Brief =
Wherever the string "Berlin" appears in the listing, copy that line.

Exercise data =

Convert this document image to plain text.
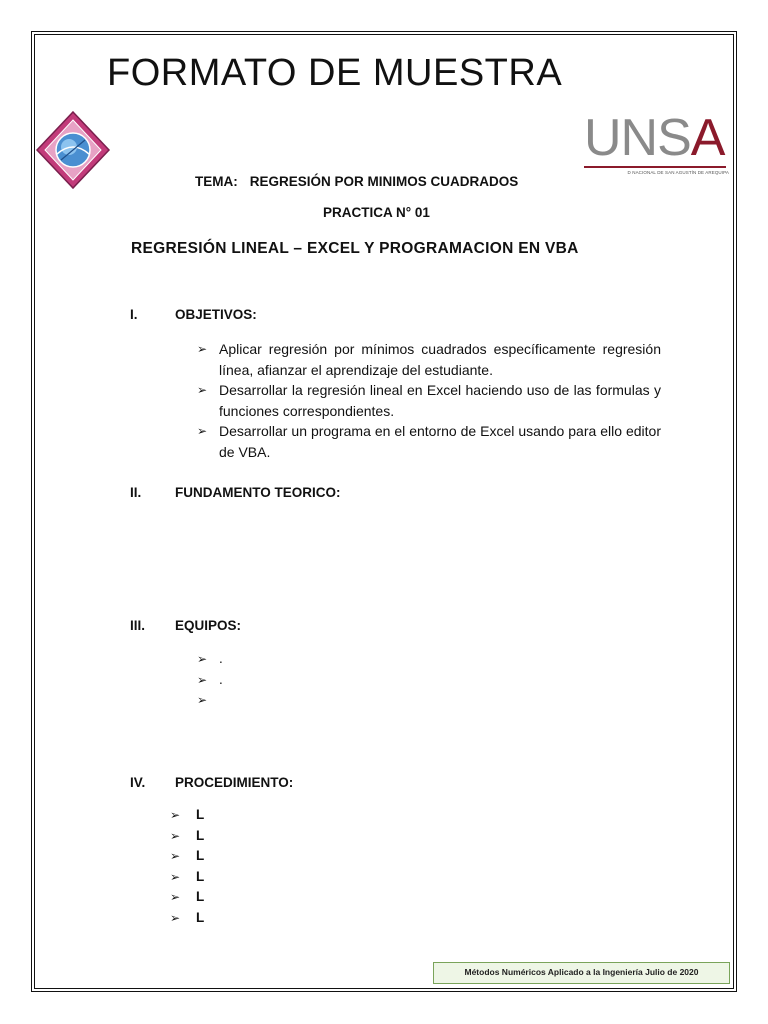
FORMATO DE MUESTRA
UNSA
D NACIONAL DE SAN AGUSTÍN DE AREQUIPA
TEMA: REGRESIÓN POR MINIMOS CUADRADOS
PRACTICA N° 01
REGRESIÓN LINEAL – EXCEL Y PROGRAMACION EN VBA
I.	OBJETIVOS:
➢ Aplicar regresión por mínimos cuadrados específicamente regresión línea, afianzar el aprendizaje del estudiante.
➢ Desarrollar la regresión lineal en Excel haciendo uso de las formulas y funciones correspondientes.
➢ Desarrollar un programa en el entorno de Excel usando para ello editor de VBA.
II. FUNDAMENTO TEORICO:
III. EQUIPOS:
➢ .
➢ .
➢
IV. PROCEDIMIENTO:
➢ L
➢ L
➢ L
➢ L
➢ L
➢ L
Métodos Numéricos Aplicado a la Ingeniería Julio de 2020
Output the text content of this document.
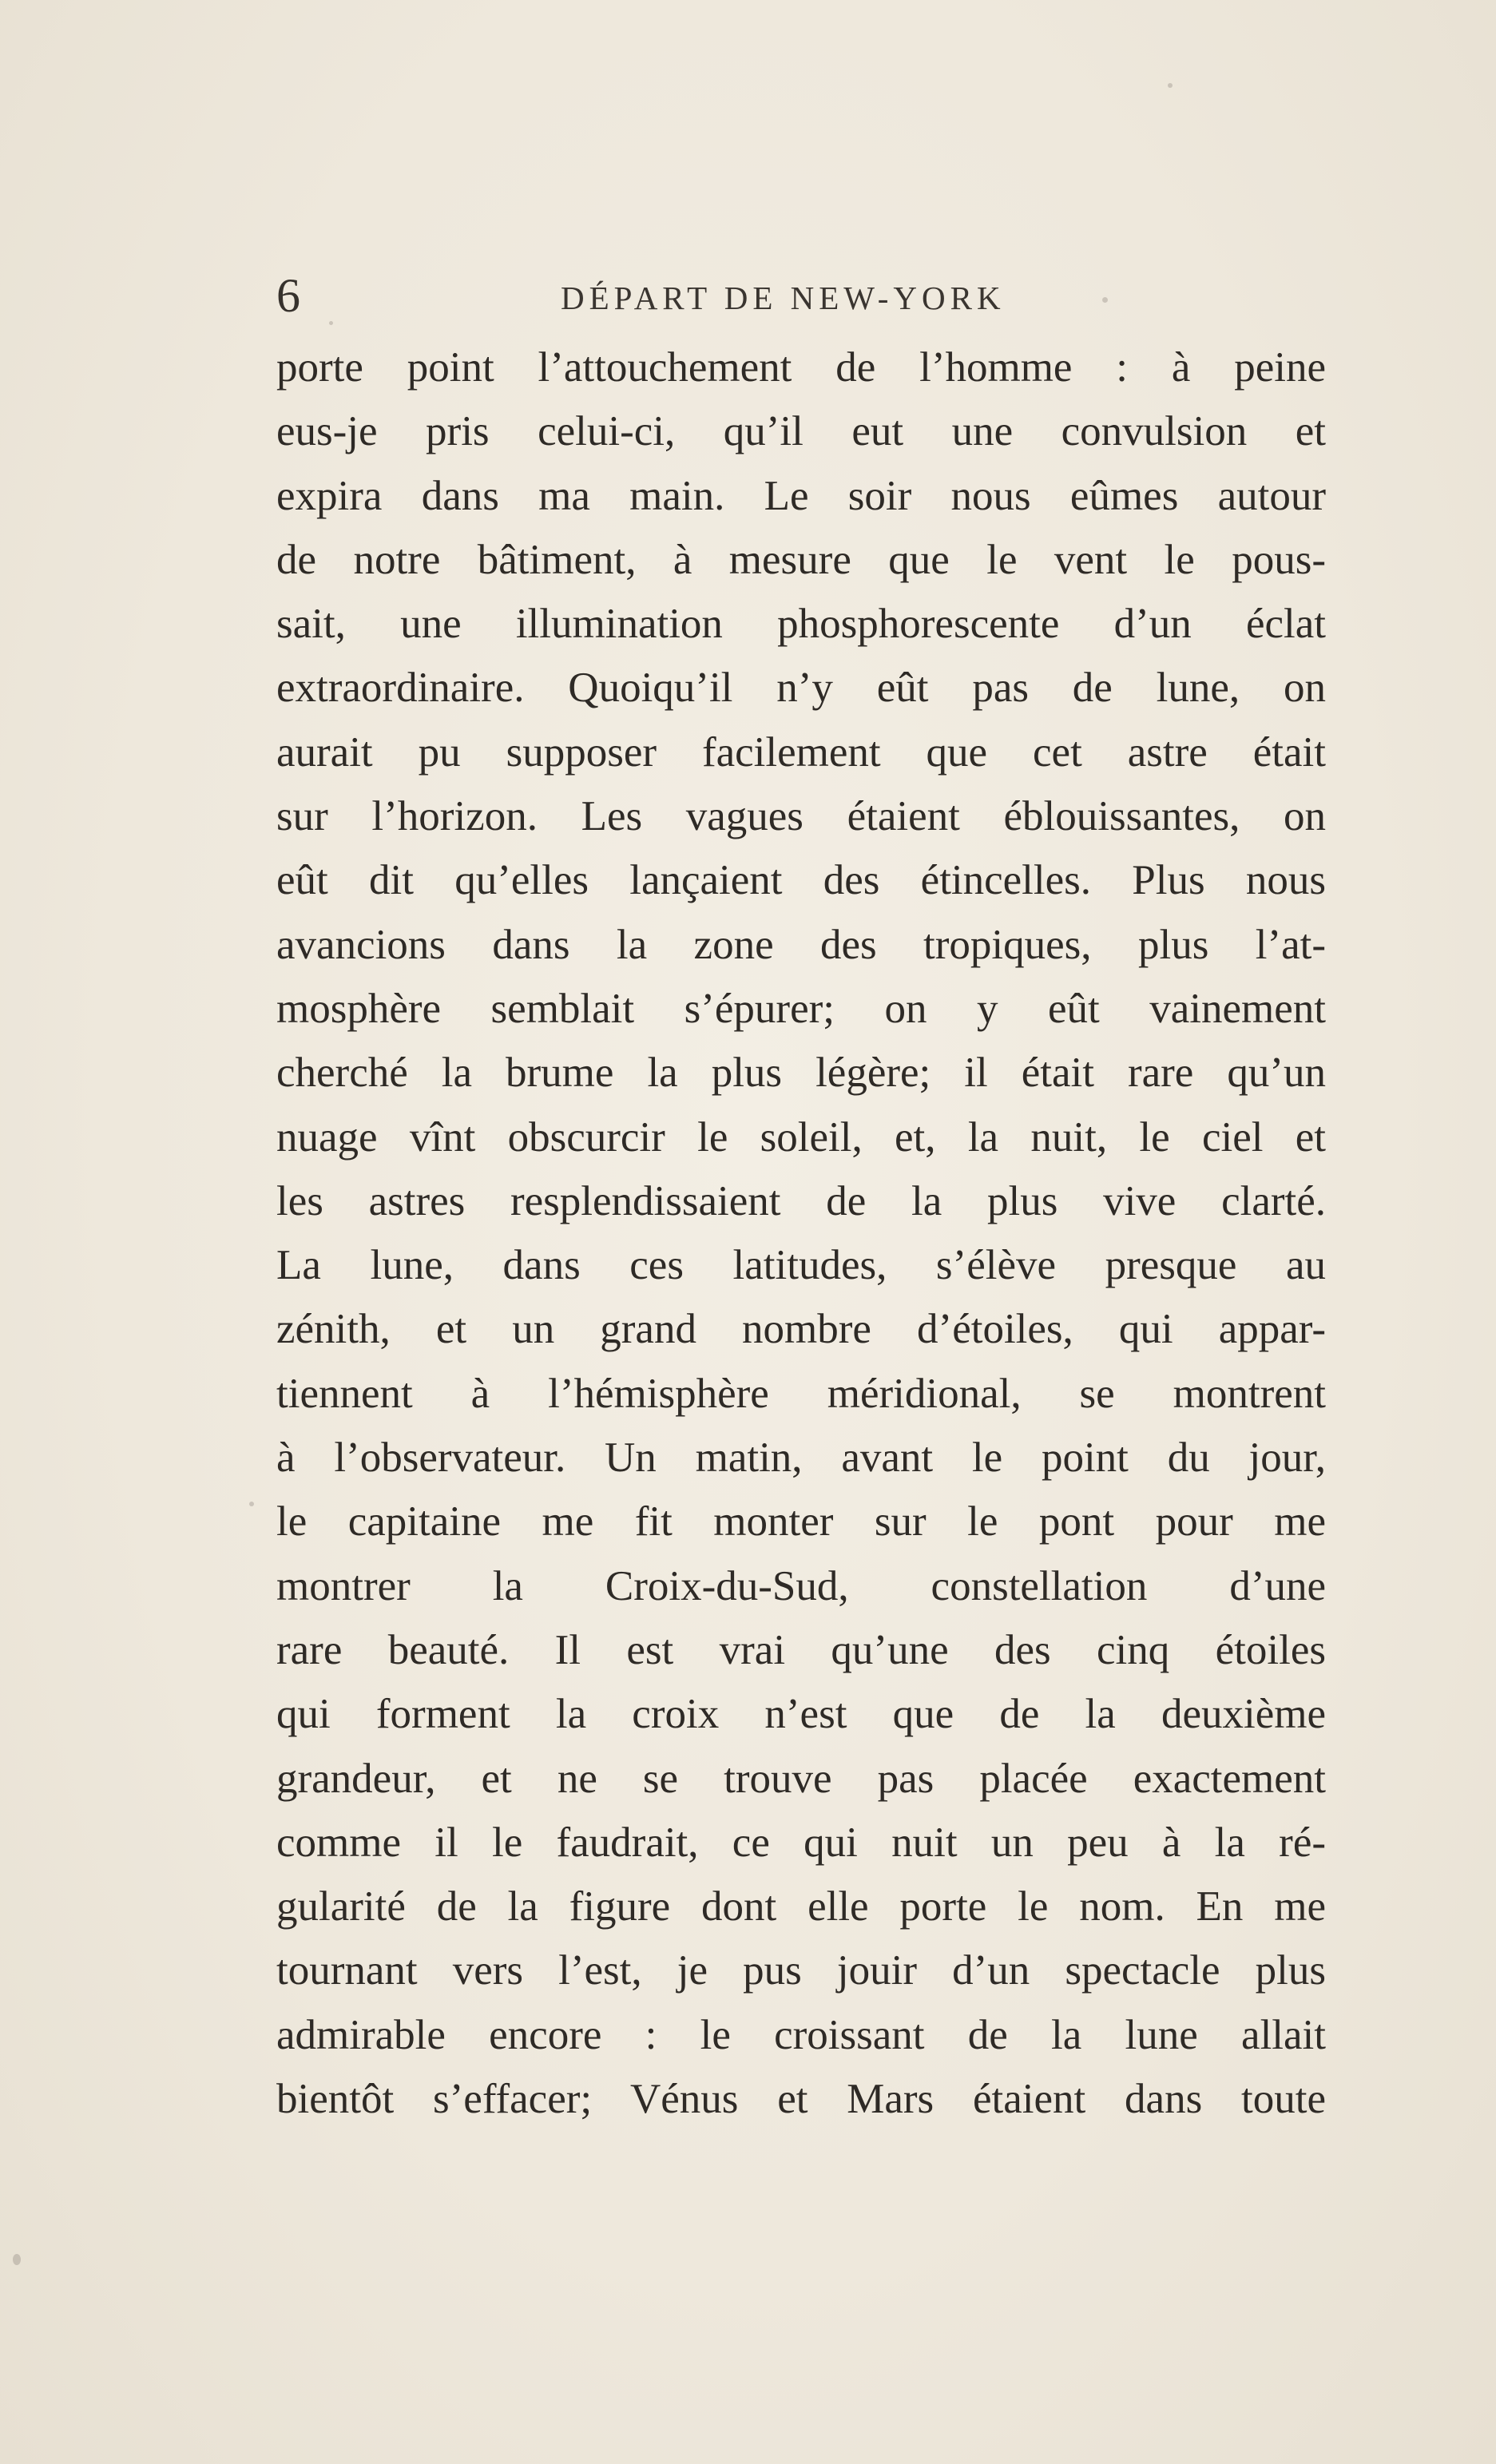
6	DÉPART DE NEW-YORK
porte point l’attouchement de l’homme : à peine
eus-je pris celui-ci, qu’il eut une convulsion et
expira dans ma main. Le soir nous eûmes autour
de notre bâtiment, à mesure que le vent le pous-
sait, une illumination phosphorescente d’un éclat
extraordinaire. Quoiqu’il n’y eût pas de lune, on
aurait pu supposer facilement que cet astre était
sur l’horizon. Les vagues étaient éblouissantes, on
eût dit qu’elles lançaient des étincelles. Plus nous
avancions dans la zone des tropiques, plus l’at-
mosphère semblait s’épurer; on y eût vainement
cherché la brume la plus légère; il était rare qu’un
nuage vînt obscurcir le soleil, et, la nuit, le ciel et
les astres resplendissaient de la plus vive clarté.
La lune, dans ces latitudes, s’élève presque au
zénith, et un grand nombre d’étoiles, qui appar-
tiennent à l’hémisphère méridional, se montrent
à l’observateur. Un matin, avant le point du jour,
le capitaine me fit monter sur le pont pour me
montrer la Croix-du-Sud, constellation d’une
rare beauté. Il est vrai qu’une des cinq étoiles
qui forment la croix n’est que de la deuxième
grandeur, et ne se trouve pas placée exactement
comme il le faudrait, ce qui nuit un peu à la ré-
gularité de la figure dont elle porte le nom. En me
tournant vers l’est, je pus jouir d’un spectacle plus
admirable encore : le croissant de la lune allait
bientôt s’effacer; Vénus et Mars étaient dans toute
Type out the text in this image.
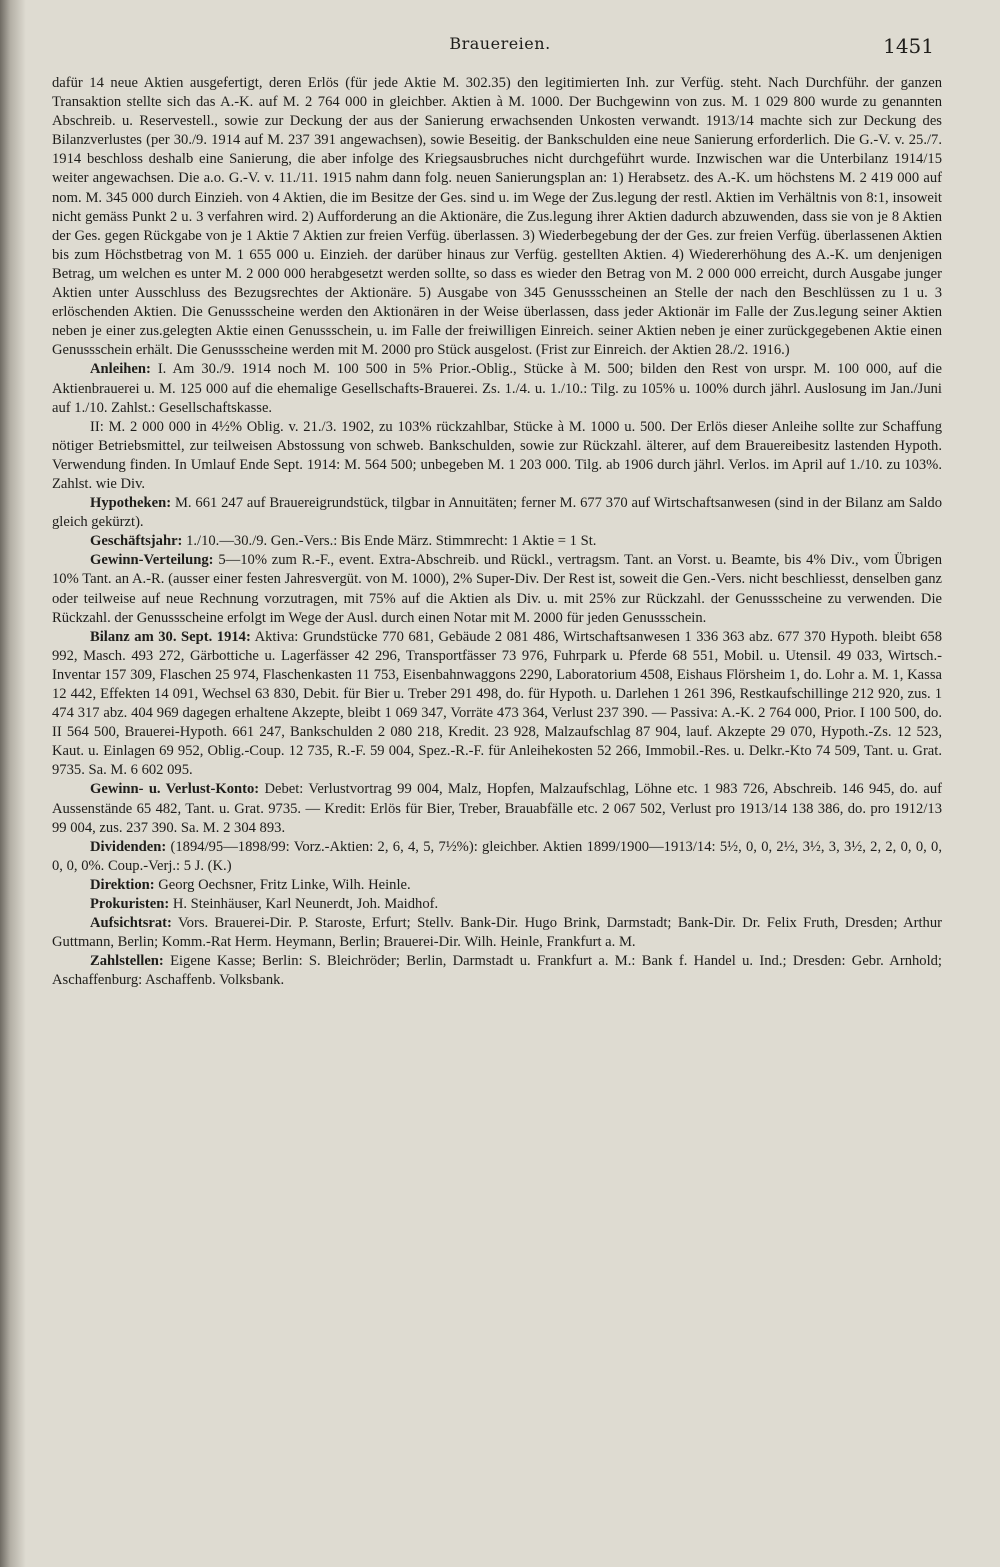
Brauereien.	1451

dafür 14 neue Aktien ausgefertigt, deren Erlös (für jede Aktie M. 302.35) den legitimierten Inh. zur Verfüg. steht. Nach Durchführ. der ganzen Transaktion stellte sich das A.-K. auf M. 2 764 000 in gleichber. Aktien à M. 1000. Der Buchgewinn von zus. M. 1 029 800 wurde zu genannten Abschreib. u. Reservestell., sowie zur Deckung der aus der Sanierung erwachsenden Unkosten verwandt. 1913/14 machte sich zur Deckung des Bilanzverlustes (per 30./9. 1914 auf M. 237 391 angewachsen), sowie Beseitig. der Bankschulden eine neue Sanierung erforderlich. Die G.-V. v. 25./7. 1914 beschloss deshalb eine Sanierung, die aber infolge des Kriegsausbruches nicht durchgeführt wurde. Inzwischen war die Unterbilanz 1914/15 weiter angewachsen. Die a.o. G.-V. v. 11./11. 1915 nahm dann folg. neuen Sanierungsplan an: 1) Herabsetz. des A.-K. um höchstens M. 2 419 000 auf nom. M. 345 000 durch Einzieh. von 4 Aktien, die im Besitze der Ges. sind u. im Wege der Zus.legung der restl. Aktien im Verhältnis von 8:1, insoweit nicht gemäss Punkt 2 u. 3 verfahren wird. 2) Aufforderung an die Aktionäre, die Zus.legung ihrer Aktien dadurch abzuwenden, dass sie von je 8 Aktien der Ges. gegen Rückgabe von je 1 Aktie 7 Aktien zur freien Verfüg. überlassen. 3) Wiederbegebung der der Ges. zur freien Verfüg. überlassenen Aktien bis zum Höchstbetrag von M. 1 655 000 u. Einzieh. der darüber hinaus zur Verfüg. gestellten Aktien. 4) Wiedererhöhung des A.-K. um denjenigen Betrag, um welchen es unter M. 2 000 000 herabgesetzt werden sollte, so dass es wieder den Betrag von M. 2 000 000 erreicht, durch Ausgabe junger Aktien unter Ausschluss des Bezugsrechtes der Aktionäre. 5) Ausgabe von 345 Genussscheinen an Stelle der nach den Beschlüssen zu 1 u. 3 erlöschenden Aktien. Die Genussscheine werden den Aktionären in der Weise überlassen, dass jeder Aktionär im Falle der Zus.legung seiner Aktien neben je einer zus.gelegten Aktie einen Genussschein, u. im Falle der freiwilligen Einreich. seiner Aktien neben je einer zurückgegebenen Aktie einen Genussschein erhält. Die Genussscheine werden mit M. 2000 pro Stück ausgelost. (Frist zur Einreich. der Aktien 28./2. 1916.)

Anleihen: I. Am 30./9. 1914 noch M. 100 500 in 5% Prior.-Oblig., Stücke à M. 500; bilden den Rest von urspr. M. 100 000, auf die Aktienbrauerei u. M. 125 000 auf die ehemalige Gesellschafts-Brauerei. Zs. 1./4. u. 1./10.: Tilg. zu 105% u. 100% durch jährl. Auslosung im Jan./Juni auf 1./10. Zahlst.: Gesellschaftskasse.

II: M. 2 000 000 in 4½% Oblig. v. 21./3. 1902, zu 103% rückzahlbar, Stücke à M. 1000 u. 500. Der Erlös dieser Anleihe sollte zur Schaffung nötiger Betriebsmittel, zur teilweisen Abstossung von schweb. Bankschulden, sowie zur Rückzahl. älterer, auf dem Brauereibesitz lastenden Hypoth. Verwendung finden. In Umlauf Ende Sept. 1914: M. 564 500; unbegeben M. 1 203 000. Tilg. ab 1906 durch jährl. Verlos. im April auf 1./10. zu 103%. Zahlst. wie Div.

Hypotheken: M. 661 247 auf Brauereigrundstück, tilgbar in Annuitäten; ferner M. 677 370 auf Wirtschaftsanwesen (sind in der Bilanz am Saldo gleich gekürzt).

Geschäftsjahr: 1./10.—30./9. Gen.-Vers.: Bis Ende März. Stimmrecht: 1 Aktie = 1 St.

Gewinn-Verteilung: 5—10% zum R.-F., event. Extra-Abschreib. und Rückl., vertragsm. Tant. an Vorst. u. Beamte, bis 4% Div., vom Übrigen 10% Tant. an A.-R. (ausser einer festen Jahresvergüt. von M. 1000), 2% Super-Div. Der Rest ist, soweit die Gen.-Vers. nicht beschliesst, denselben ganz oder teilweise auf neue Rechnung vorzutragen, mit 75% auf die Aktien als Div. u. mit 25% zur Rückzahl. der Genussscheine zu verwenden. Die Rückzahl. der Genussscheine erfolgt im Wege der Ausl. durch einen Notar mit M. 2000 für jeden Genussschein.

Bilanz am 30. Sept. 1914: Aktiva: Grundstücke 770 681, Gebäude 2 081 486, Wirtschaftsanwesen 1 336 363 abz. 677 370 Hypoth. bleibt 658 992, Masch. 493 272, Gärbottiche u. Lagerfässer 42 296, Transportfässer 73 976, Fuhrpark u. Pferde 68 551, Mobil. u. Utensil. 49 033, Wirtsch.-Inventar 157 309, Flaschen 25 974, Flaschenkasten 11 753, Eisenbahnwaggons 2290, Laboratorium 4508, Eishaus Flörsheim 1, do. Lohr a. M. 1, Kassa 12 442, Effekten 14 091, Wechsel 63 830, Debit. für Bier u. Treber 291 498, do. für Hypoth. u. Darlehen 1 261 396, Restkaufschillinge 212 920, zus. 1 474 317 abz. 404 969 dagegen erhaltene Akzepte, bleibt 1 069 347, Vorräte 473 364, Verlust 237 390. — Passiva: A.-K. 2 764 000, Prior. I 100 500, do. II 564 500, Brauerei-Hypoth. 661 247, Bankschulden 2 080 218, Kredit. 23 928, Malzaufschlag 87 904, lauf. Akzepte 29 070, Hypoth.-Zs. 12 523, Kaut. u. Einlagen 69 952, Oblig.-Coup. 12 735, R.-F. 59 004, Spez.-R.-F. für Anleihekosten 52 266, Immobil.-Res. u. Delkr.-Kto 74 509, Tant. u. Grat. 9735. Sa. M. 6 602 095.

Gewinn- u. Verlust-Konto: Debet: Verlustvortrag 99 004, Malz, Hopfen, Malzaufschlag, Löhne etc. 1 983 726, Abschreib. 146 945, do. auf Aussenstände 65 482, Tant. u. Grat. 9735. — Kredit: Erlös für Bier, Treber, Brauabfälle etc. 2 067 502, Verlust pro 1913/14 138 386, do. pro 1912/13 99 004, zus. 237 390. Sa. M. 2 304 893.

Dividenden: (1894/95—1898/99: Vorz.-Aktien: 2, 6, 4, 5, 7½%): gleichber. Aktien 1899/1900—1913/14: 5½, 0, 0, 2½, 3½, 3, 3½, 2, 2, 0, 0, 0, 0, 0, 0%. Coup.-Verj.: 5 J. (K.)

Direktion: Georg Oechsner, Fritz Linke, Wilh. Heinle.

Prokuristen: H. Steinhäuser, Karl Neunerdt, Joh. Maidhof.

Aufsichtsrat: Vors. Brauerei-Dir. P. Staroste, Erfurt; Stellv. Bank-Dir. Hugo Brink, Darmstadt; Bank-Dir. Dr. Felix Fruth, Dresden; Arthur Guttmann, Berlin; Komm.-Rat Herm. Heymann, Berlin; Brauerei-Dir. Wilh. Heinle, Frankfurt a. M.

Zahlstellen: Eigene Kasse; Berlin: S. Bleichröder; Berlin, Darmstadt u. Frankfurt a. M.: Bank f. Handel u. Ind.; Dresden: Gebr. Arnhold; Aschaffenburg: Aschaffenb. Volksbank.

Final answer =
Aufsichtsrat: Vors. Brauerei-Dir. P. Staroste, Erfurt; Stellv. Bank-Dir. Hugo Brink, Darmstadt; Bank-Dir. Dr. Felix Fruth, Dresden; Arthur Guttmann, Berlin; Komm.-Rat Herm. Heymann, Berlin; Brauerei-Dir. Wilh. Heinle, Frankfurt a. M.
Zahlstellen: Eigene Kasse; Berlin: S. Bleichröder; Berlin, Darmstadt u. Frankfurt a. M.: Bank f. Handel u. Ind.; Dresden: Gebr. Arnhold; Aschaffenburg: Aschaffenb. Volksbank.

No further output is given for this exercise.